Given records:
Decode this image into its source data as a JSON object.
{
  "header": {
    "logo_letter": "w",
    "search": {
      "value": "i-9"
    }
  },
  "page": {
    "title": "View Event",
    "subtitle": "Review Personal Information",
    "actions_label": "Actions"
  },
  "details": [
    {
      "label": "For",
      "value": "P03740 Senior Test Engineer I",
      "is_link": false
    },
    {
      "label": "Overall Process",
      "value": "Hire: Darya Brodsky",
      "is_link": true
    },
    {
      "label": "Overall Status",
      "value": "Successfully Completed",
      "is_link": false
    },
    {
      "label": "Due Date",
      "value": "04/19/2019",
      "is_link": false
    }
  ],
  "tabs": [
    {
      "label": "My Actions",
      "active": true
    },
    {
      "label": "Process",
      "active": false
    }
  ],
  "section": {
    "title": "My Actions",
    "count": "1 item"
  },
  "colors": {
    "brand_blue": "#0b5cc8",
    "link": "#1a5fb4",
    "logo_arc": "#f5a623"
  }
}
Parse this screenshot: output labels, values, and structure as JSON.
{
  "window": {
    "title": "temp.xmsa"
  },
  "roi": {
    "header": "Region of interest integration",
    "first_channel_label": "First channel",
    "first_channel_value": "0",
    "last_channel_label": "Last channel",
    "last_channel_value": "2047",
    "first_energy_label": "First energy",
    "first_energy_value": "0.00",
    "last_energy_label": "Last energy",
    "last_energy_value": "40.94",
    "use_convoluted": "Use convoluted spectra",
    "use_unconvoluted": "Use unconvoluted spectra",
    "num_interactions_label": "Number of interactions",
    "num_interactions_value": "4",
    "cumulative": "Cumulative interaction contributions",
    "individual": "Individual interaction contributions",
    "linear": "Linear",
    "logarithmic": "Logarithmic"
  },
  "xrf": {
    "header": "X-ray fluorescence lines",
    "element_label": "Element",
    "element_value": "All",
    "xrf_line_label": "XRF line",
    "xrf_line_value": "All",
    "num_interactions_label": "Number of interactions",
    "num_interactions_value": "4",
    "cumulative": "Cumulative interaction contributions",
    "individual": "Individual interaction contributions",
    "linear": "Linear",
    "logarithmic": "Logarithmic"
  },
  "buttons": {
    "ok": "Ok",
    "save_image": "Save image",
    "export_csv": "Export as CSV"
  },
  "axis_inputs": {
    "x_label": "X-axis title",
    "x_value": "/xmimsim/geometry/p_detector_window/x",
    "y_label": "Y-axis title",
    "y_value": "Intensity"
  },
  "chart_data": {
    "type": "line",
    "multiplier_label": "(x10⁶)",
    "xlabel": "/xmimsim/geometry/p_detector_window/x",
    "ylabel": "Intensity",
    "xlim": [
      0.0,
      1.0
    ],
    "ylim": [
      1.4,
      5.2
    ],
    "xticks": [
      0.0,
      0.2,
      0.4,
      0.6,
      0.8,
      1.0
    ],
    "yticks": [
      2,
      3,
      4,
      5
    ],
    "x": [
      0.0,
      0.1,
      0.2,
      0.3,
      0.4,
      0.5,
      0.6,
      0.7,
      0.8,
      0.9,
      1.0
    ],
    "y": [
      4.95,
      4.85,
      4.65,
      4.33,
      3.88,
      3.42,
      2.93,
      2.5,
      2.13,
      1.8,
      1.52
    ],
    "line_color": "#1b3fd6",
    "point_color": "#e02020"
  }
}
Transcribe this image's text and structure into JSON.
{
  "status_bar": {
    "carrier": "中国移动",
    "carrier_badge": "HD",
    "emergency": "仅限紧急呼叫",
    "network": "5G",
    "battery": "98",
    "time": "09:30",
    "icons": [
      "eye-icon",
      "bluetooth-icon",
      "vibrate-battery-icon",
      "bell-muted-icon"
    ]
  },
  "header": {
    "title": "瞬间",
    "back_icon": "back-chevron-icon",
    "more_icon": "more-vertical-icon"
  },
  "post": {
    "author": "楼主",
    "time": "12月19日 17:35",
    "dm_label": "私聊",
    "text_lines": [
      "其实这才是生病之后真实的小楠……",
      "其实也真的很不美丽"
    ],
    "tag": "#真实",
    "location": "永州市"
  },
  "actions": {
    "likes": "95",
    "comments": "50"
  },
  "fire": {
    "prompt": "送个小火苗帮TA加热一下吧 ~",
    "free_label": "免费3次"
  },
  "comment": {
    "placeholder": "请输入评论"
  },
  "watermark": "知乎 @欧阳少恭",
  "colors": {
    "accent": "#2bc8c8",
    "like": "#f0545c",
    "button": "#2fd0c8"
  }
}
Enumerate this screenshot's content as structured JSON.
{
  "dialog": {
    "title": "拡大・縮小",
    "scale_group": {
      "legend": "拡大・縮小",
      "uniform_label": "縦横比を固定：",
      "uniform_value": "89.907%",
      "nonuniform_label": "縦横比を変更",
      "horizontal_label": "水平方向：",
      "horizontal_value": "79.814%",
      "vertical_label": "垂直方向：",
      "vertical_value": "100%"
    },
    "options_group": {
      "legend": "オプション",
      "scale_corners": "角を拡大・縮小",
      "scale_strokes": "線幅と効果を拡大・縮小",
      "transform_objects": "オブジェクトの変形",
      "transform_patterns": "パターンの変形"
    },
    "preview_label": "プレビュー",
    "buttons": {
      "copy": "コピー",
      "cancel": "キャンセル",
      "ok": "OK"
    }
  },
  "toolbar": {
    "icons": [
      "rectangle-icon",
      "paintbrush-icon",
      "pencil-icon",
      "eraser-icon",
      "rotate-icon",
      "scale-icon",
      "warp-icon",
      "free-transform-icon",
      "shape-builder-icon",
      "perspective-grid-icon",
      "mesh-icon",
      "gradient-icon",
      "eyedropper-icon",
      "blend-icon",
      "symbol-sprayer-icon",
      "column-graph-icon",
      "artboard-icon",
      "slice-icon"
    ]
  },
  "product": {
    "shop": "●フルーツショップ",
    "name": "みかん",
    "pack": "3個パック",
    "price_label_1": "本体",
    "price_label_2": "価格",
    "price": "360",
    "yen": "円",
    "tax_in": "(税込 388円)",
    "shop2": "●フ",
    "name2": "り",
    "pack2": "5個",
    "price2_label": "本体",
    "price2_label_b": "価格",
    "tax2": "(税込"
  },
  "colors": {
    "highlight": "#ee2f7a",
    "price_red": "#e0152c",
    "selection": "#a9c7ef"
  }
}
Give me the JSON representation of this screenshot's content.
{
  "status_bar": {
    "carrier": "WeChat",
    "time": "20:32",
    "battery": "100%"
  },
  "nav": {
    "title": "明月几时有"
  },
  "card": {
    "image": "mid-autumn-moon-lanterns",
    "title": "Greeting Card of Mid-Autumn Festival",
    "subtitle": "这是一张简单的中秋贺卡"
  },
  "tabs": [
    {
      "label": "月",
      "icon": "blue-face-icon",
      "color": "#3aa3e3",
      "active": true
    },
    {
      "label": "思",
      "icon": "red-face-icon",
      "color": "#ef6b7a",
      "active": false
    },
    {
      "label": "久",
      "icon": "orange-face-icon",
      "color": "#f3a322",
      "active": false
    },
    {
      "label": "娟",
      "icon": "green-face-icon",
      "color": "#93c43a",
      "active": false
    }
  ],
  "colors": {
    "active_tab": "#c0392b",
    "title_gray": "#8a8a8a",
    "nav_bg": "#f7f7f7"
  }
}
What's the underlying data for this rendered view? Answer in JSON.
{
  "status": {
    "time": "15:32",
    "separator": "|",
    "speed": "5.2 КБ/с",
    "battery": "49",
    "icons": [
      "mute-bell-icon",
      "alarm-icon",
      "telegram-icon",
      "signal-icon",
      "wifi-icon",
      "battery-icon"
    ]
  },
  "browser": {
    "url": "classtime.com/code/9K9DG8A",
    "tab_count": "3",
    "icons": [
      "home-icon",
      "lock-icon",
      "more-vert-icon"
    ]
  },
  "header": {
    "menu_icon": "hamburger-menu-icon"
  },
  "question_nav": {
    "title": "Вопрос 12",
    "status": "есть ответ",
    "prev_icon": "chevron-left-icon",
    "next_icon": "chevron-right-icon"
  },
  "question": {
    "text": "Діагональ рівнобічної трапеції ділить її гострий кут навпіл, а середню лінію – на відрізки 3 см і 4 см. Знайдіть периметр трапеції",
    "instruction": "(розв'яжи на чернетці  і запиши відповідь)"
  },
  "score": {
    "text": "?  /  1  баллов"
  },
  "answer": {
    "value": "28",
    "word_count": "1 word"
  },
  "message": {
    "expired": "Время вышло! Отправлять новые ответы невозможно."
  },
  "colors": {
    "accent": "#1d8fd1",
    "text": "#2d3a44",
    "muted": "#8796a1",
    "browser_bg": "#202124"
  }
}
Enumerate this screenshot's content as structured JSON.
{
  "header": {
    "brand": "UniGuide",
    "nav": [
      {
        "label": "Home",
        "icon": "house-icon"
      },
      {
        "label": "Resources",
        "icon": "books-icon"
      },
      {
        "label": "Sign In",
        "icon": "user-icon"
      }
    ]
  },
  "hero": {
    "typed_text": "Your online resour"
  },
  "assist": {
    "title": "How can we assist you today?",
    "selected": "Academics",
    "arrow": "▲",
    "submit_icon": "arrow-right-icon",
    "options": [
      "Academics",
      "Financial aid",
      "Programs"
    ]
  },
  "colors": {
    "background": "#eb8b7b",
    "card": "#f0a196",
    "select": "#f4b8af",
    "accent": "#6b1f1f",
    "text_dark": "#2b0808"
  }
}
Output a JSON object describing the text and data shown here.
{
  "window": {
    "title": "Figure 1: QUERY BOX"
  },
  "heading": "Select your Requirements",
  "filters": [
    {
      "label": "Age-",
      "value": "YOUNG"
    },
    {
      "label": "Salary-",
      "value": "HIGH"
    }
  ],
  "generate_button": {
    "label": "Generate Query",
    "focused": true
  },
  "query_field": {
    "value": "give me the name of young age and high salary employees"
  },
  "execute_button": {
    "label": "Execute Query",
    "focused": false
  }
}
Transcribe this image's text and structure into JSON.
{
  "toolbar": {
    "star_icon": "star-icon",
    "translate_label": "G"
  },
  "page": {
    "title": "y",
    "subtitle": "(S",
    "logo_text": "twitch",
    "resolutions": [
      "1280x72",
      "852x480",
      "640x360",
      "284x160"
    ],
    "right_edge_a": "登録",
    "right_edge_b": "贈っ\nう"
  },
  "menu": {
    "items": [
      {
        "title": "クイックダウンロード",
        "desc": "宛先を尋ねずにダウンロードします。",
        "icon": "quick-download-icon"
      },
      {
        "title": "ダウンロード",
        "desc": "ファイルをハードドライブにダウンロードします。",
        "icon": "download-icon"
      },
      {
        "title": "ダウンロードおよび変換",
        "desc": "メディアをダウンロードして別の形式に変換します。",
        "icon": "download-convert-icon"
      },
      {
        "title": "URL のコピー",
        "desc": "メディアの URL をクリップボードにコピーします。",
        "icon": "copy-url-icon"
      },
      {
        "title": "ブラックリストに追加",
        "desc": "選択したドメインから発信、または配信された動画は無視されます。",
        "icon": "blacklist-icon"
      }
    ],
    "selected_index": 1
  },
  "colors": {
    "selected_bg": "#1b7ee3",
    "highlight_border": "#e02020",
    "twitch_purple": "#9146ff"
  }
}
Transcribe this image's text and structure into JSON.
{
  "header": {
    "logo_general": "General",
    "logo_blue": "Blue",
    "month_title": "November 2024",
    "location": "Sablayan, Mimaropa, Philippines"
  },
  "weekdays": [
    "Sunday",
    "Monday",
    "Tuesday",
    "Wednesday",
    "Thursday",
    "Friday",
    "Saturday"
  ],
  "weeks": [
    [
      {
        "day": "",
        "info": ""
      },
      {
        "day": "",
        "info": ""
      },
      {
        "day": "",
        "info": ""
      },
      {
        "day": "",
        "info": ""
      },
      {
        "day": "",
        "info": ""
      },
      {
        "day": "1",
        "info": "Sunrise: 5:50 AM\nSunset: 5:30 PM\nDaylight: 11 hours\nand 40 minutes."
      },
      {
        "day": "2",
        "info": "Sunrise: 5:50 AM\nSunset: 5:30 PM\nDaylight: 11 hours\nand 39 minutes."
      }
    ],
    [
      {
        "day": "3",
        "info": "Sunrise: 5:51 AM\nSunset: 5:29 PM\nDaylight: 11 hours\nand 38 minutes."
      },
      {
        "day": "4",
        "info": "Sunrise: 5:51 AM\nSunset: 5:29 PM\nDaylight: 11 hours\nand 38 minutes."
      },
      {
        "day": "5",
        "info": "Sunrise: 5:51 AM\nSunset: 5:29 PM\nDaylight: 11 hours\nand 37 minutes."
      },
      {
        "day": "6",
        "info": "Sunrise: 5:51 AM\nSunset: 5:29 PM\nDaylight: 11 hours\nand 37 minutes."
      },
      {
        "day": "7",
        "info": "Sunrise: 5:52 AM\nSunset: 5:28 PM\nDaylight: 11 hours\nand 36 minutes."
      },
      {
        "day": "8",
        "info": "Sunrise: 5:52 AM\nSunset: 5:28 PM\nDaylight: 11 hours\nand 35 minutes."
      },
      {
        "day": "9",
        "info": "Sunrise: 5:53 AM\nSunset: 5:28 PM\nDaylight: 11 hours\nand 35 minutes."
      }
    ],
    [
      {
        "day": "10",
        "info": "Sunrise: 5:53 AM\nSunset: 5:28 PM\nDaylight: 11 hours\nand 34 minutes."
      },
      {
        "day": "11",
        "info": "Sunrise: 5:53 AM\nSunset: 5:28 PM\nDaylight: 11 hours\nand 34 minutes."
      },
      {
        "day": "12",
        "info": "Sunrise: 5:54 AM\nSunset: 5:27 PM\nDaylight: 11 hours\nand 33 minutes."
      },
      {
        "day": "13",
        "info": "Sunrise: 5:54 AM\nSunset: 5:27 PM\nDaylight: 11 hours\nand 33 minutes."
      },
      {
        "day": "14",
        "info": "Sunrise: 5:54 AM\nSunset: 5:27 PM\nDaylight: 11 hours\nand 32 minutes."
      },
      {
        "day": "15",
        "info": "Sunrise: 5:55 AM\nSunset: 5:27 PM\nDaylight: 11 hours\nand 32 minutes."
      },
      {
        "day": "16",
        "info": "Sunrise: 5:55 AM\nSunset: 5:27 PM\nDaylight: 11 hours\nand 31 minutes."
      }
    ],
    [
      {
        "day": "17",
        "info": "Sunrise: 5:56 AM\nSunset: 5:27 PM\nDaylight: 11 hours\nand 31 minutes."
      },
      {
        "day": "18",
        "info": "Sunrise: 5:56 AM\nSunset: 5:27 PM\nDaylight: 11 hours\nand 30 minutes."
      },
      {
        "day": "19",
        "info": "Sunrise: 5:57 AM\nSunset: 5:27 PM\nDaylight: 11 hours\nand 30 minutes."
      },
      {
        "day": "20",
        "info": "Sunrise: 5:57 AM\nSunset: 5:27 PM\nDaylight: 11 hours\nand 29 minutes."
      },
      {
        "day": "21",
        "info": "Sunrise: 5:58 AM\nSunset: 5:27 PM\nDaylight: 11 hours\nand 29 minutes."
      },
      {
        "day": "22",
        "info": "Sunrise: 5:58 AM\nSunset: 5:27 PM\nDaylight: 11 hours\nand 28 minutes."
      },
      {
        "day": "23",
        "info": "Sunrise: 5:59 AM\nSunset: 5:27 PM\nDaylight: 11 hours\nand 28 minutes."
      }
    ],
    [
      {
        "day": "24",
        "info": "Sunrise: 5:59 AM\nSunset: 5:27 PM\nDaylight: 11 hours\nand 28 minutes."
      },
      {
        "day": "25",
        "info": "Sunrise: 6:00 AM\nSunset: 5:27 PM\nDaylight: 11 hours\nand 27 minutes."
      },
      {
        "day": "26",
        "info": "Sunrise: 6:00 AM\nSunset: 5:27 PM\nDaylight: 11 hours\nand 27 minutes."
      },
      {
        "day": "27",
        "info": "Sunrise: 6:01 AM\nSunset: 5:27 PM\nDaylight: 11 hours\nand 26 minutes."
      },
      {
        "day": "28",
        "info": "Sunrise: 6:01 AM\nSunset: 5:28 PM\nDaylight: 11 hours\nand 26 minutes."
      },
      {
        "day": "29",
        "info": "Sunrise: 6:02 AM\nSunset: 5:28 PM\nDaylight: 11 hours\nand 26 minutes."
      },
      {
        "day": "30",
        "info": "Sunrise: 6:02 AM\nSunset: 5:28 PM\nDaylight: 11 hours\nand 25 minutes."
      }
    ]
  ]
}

Instruction:
Find each line in the records holding the string "location" and show it.

Answer to the task:
    "location": "永州市"
    "location": "Sablayan, Mimaropa, Philippines"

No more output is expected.